**Stated exercise**
The data below must be copied in full and without any change.

━━━━━━

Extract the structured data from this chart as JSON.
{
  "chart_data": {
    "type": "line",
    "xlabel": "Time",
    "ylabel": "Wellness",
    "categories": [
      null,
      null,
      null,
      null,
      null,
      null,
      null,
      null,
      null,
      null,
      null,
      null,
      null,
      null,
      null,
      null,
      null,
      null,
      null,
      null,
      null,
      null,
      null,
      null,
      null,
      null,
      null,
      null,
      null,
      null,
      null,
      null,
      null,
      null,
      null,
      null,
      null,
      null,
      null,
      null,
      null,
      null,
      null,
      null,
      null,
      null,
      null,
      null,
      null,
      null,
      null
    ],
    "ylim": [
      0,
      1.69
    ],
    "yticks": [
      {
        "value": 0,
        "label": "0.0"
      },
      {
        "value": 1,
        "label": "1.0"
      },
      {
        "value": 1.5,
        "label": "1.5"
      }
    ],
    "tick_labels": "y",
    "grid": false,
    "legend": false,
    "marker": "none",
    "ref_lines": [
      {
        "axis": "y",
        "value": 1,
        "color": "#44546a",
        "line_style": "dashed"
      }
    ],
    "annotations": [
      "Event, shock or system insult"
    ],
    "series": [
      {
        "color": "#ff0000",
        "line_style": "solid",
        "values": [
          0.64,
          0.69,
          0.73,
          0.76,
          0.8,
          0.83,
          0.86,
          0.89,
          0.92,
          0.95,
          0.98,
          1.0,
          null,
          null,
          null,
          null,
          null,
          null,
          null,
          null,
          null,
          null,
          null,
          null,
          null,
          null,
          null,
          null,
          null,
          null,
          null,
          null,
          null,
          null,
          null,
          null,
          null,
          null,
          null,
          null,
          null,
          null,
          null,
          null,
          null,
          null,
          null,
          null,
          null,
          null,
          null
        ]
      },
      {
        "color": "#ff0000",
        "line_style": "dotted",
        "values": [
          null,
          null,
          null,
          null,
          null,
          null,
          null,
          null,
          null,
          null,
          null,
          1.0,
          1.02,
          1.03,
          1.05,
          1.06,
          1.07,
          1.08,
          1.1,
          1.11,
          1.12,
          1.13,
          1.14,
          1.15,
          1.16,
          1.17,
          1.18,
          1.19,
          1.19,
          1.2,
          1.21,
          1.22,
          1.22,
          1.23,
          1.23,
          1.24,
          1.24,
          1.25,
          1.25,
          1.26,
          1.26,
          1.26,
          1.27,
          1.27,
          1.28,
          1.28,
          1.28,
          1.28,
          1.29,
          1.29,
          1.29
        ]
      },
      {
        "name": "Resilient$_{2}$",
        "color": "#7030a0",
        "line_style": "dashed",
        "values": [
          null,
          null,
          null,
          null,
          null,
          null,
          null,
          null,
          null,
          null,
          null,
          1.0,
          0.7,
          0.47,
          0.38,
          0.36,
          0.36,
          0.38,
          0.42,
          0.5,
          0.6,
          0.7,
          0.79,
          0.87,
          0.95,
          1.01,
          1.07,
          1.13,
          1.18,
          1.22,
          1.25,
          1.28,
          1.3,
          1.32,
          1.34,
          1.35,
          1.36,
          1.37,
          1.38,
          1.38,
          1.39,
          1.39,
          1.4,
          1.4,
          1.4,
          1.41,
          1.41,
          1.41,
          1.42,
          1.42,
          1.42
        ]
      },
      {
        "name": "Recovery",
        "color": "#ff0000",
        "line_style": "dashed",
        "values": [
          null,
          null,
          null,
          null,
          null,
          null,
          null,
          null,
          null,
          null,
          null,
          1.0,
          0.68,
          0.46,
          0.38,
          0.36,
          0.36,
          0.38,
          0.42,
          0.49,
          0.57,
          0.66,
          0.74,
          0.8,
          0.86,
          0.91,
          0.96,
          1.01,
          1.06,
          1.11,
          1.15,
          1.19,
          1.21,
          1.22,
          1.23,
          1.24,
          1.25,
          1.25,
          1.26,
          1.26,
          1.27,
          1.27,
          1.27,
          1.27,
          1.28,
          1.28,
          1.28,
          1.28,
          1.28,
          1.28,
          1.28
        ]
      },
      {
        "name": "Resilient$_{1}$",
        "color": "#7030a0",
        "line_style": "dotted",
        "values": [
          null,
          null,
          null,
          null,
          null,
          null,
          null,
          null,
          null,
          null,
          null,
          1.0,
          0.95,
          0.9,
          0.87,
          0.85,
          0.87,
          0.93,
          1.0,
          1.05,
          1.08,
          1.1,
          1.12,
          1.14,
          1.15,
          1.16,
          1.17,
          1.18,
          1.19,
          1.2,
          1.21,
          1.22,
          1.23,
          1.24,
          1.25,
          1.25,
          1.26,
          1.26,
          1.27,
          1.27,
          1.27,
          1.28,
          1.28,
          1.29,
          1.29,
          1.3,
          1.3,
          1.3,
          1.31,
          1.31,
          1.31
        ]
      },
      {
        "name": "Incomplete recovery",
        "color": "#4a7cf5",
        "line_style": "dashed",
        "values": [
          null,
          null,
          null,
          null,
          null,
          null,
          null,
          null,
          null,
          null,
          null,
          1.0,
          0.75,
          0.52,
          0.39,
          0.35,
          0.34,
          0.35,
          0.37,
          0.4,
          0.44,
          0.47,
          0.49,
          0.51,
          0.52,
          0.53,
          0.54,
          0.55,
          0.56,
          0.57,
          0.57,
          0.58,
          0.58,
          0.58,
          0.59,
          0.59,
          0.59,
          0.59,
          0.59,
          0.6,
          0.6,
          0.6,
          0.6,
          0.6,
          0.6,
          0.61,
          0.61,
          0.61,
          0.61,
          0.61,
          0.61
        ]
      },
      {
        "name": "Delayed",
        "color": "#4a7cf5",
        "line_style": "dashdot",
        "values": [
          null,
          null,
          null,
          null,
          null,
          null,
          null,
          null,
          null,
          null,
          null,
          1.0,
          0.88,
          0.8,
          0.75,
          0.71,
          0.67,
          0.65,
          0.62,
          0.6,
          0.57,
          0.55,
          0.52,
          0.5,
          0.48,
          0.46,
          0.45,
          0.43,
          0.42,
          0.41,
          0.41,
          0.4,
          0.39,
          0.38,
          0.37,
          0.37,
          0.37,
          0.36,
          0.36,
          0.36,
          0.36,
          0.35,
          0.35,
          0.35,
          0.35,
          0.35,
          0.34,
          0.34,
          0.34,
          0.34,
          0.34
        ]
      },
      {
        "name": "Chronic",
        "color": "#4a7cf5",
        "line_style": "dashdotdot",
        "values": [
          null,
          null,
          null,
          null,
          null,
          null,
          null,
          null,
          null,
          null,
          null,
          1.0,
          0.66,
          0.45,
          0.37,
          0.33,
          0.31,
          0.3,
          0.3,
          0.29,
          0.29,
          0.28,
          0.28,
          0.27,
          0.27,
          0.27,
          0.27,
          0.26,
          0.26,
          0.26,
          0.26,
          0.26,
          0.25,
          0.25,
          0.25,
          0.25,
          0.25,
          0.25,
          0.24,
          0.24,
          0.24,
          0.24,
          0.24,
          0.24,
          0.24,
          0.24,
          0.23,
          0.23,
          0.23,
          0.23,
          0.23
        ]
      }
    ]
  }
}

━━━━━━

**Exercise output**
Extract the structured data from this chart as JSON.
{
  "chart_data": {
    "type": "line",
    "xlabel": "Time",
    "ylabel": "Wellness",
    "categories": [
      null,
      null,
      null,
      null,
      null,
      null,
      null,
      null,
      null,
      null,
      null,
      null,
      null,
      null,
      null,
      null,
      null,
      null,
      null,
      null,
      null,
      null,
      null,
      null,
      null,
      null,
      null,
      null,
      null,
      null,
      null,
      null,
      null,
      null,
      null,
      null,
      null,
      null,
      null,
      null,
      null,
      null,
      null,
      null,
      null,
      null,
      null,
      null,
      null,
      null,
      null
    ],
    "ylim": [
      0,
      1.69
    ],
    "yticks": [
      {
        "value": 0,
        "label": "0.0"
      },
      {
        "value": 1,
        "label": "1.0"
      },
      {
        "value": 1.5,
        "label": "1.5"
      }
    ],
    "tick_labels": "y",
    "grid": false,
    "legend": false,
    "marker": "none",
    "ref_lines": [
      {
        "axis": "y",
        "value": 1,
        "color": "#44546a",
        "line_style": "dashed"
      }
    ],
    "annotations": [
      "Event, shock or system insult"
    ],
    "series": [
      {
        "color": "#ff0000",
        "line_style": "solid",
        "values": [
          0.64,
          0.69,
          0.73,
          0.76,
          0.8,
          0.83,
          0.86,
          0.89,
          0.92,
          0.95,
          0.98,
          1.0,
          null,
          null,
          null,
          null,
          null,
          null,
          null,
          null,
          null,
          null,
          null,
          null,
          null,
          null,
          null,
          null,
          null,
          null,
          null,
          null,
          null,
          null,
          null,
          null,
          null,
          null,
          null,
          null,
          null,
          null,
          null,
          null,
          null,
          null,
          null,
          null,
          null,
          null,
          null
        ]
      },
      {
        "color": "#ff0000",
        "line_style": "dotted",
        "values": [
          null,
          null,
          null,
          null,
          null,
          null,
          null,
          null,
          null,
          null,
          null,
          1.0,
          1.02,
          1.03,
          1.05,
          1.06,
          1.07,
          1.08,
          1.1,
          1.11,
          1.12,
          1.13,
          1.14,
          1.15,
          1.16,
          1.17,
          1.18,
          1.19,
          1.19,
          1.2,
          1.21,
          1.22,
          1.22,
          1.23,
          1.23,
          1.24,
          1.24,
          1.25,
          1.25,
          1.26,
          1.26,
          1.26,
          1.27,
          1.27,
          1.28,
          1.28,
          1.28,
          1.28,
          1.29,
          1.29,
          1.29
        ]
      },
      {
        "name": "Resilient$_{2}$",
        "color": "#7030a0",
        "line_style": "dashed",
        "values": [
          null,
          null,
          null,
          null,
          null,
          null,
          null,
          null,
          null,
          null,
          null,
          1.0,
          0.7,
          0.47,
          0.38,
          0.36,
          0.36,
          0.38,
          0.42,
          0.5,
          0.6,
          0.7,
          0.79,
          0.87,
          0.95,
          1.01,
          1.07,
          1.13,
          1.18,
          1.22,
          1.25,
          1.28,
          1.3,
          1.32,
          1.34,
          1.35,
          1.36,
          1.37,
          1.38,
          1.38,
          1.39,
          1.39,
          1.4,
          1.4,
          1.4,
          1.41,
          1.41,
          1.41,
          1.42,
          1.42,
          1.42
        ]
      },
      {
        "name": "Recovery",
        "color": "#ff0000",
        "line_style": "dashed",
        "values": [
          null,
          null,
          null,
          null,
          null,
          null,
          null,
          null,
          null,
          null,
          null,
          1.0,
          0.68,
          0.46,
          0.38,
          0.36,
          0.36,
          0.38,
          0.42,
          0.49,
          0.57,
          0.66,
          0.74,
          0.8,
          0.86,
          0.91,
          0.96,
          1.01,
          1.06,
          1.11,
          1.15,
          1.19,
          1.21,
          1.22,
          1.23,
          1.24,
          1.25,
          1.25,
          1.26,
          1.26,
          1.27,
          1.27,
          1.27,
          1.27,
          1.28,
          1.28,
          1.28,
          1.28,
          1.28,
          1.28,
          1.28
        ]
      },
      {
        "name": "Resilient$_{1}$",
        "color": "#7030a0",
        "line_style": "dotted",
        "values": [
          null,
          null,
          null,
          null,
          null,
          null,
          null,
          null,
          null,
          null,
          null,
          1.0,
          0.95,
          0.9,
          0.87,
          0.85,
          0.87,
          0.93,
          1.0,
          1.05,
          1.08,
          1.1,
          1.12,
          1.14,
          1.15,
          1.16,
          1.17,
          1.18,
          1.19,
          1.2,
          1.21,
          1.22,
          1.23,
          1.24,
          1.25,
          1.25,
          1.26,
          1.26,
          1.27,
          1.27,
          1.27,
          1.28,
          1.28,
          1.29,
          1.29,
          1.3,
          1.3,
          1.3,
          1.31,
          1.31,
          1.31
        ]
      },
      {
        "name": "Incomplete recovery",
        "color": "#4a7cf5",
        "line_style": "dashed",
        "values": [
          null,
          null,
          null,
          null,
          null,
          null,
          null,
          null,
          null,
          null,
          null,
          1.0,
          0.75,
          0.52,
          0.39,
          0.35,
          0.34,
          0.35,
          0.37,
          0.4,
          0.44,
          0.47,
          0.49,
          0.51,
          0.52,
          0.53,
          0.54,
          0.55,
          0.56,
          0.57,
          0.57,
          0.58,
          0.58,
          0.58,
          0.59,
          0.59,
          0.59,
          0.59,
          0.59,
          0.6,
          0.6,
          0.6,
          0.6,
          0.6,
          0.6,
          0.61,
          0.61,
          0.61,
          0.61,
          0.61,
          0.61
        ]
      },
      {
        "name": "Delayed",
        "color": "#4a7cf5",
        "line_style": "dashdot",
        "values": [
          null,
          null,
          null,
          null,
          null,
          null,
          null,
          null,
          null,
          null,
          null,
          1.0,
          0.88,
          0.8,
          0.75,
          0.71,
          0.67,
          0.65,
          0.62,
          0.6,
          0.57,
          0.55,
          0.52,
          0.5,
          0.48,
          0.46,
          0.45,
          0.43,
          0.42,
          0.41,
          0.41,
          0.4,
          0.39,
          0.38,
          0.37,
          0.37,
          0.37,
          0.36,
          0.36,
          0.36,
          0.36,
          0.35,
          0.35,
          0.35,
          0.35,
          0.35,
          0.34,
          0.34,
          0.34,
          0.34,
          0.34
        ]
      },
      {
        "name": "Chronic",
        "color": "#4a7cf5",
        "line_style": "dashdotdot",
        "values": [
          null,
          null,
          null,
          null,
          null,
          null,
          null,
          null,
          null,
          null,
          null,
          1.0,
          0.66,
          0.45,
          0.37,
          0.33,
          0.31,
          0.3,
          0.3,
          0.29,
          0.29,
          0.28,
          0.28,
          0.27,
          0.27,
          0.27,
          0.27,
          0.26,
          0.26,
          0.26,
          0.26,
          0.26,
          0.25,
          0.25,
          0.25,
          0.25,
          0.25,
          0.25,
          0.24,
          0.24,
          0.24,
          0.24,
          0.24,
          0.24,
          0.24,
          0.24,
          0.23,
          0.23,
          0.23,
          0.23,
          0.23
        ]
      }
    ]
  }
}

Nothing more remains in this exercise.